* [Fragmento]:
Por Manuel Hernández Villeta

Hay que finalizar el sistema de cuotas, para designar a los jueces de las altas cortes. Es inaceptable que a cada partido se le de representantes para la Suprema Corte de Justicia, el Tribunal Electoral y podría ser para el Tribunal Constitucional.

También es peligroso que el sector empresarial esté haciendo propuesta de candidatos, y buscando su cuota, para así tener a jueces preferidos. Se tiene que escoger a profesionales serios y responsables, con una limpia hoja de servicio, y no atendiendo a su militancia política pública o encubierta.

En este país hay muchos profesionales del derecho que tienen las condiciones personales y profesionales para ser miembros de las altas cortes. A ellos se debe acudir para que cumplan con su deber ciudadano. Cuando se integran los cargos para pagar favores políticos se hace un dañó incalculable al futuro del país.

Cierto que las instituciones dominicanas son de barro. Ninguna tiene piernas de acero y cuerpo blindado. Sin instituciones férreas es difícil que se pueda evitar que a los partidos políticos les toque una cuota de representantes en las cortes superiores.

* [Tarea 1]:
Según el fragmento sobre el nombramiento de jueces en las altas cortes, ¿qué sistema hay que finalizar?
* [Tarea 2]:
Prosigue el fragmento sobre el nombramiento de jueces en las altas cortes a partir de su última oración.

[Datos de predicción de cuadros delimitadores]

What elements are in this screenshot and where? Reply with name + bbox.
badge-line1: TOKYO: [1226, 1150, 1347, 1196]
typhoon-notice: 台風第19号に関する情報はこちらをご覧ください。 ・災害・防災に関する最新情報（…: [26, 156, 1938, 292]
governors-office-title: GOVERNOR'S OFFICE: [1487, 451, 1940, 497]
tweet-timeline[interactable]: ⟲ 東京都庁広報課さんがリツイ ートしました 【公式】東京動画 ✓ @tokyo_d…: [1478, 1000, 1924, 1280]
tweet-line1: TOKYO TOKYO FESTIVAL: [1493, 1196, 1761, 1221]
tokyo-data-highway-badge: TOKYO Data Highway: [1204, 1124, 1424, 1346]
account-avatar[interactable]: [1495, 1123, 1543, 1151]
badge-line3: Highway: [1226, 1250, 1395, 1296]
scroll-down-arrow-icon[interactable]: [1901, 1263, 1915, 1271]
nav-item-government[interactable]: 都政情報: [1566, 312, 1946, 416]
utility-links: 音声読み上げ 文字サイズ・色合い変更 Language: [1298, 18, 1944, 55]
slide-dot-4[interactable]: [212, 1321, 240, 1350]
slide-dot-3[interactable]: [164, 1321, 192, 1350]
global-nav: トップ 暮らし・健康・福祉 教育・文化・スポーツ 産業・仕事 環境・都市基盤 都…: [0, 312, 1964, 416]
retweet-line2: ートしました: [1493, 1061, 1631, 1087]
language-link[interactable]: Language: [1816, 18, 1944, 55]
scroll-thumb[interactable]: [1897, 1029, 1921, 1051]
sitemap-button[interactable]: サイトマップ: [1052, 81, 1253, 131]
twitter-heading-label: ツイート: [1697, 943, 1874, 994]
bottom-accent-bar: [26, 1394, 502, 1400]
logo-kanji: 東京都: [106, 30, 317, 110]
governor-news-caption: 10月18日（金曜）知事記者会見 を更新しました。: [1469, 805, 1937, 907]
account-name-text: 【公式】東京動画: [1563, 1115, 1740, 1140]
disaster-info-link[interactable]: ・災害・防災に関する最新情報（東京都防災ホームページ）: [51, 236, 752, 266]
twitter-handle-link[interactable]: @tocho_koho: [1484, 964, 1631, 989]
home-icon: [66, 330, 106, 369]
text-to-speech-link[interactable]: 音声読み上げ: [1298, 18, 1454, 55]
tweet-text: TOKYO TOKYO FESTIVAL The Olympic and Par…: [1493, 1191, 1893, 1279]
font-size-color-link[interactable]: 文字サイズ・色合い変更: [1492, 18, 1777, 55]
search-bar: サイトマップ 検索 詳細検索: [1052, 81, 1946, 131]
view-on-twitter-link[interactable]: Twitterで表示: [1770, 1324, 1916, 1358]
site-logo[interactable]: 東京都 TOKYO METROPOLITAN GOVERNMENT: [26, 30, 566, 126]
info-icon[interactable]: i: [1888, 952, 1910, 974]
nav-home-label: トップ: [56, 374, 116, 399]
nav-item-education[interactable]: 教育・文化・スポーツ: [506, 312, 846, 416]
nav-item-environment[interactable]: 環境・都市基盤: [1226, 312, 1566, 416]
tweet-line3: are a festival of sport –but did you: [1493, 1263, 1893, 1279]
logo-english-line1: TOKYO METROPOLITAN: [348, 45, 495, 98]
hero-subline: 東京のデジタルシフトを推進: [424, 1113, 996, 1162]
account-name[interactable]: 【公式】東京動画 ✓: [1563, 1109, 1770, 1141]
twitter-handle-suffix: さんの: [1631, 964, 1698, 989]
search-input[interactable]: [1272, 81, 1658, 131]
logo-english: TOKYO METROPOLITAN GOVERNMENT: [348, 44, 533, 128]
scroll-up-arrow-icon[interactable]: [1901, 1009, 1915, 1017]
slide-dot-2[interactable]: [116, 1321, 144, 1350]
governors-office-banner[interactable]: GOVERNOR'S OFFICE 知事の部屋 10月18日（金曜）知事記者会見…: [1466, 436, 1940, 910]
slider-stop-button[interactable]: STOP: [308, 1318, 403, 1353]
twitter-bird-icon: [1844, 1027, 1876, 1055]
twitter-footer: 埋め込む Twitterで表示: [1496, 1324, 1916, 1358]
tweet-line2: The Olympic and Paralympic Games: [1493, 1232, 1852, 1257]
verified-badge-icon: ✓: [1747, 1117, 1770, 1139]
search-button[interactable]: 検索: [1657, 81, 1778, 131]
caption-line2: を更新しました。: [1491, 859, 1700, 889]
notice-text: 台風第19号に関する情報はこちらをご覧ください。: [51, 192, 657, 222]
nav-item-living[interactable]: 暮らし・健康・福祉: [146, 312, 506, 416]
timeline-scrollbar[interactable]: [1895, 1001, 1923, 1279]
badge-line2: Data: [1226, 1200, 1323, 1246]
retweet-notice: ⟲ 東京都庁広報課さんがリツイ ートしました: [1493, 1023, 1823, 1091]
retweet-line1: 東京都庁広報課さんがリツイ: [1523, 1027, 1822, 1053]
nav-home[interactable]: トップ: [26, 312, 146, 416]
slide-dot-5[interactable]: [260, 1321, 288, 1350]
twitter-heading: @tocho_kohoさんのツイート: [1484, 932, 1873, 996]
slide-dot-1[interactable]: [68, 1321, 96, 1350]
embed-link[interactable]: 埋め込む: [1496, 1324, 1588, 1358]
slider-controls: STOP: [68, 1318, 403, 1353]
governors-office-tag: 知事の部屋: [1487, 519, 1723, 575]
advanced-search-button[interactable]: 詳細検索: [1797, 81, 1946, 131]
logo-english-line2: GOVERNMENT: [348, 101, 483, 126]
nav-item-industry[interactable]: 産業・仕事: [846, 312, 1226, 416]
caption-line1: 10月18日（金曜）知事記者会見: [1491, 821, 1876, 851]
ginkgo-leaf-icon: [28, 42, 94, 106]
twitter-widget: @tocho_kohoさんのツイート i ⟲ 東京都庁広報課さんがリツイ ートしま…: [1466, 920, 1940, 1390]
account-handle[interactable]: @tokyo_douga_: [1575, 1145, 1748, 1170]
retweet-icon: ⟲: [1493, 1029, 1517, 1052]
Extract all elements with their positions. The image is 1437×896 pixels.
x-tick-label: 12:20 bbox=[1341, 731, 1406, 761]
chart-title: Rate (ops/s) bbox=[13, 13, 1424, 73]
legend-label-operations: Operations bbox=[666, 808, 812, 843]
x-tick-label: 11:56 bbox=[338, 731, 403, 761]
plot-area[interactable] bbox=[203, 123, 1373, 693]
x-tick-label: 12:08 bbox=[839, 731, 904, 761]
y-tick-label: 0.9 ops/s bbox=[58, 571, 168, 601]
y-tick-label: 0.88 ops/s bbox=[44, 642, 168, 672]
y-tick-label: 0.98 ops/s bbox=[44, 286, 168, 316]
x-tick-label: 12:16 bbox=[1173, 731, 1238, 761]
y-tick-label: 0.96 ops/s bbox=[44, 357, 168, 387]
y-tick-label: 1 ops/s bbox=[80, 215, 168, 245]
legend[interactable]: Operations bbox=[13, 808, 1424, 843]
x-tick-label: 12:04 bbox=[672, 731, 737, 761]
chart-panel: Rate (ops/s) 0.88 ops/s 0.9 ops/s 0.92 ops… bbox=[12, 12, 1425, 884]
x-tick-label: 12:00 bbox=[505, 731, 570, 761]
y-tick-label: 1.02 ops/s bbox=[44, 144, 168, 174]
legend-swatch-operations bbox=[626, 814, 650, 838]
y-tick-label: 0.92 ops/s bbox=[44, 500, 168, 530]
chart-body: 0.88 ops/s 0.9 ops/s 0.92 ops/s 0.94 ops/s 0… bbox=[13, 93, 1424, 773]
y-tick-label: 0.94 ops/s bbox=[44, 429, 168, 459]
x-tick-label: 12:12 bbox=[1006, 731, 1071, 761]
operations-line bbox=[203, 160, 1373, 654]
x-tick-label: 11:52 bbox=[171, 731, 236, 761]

* [Respuesta escrita 1]:
El sistema de cuotas para designar a los jueces de las altas cortes.

* [Respuesta escrita 2]:
De hecho solo hay cuatro partidos mayoritarios, reconocidos por la Junta Central Electoral. De estos solo a dos les tocarían representantes en las cortes, y algún caramelo de consuelo para los otros dos. A los llamados grupos emergentes, ni siquiera de lejos le llega la posibilidad de ser admitidos en el prorrateo para designar jueces.

Los empresarios se deben dedicar a crear fuentes de producción y por consiguiente de apertura de más empleos. La política directa no es su camino, y mucho menos querer tender un lazo hacia la Suprema.

El desafío que tienen por delante los dominicanos es el de crecer, de hacer que nuestras instituciones lleguen a adultas, que el camino luzca despejado y que las triquiñuelas, las zancadillas y los oportunismos vayan quedando en el pasado.

Donde no hay justicia, se retorna a la época de la barbarie, donde cada quién sanciona a su manera. Los linchamientos son una muestra macabra de cómo llegan los efectos colaterales de una justicia que no tiene la venda en torno a los ojos. Si se quiere echar la zapata de una futura justicia creíble, que desde ahora se deje sin efecto la repartición de las cuotas de partidos y empresarios, para seleccionar a los jueces de las altas cortes. ¡Ay!, se me acabó la tinta.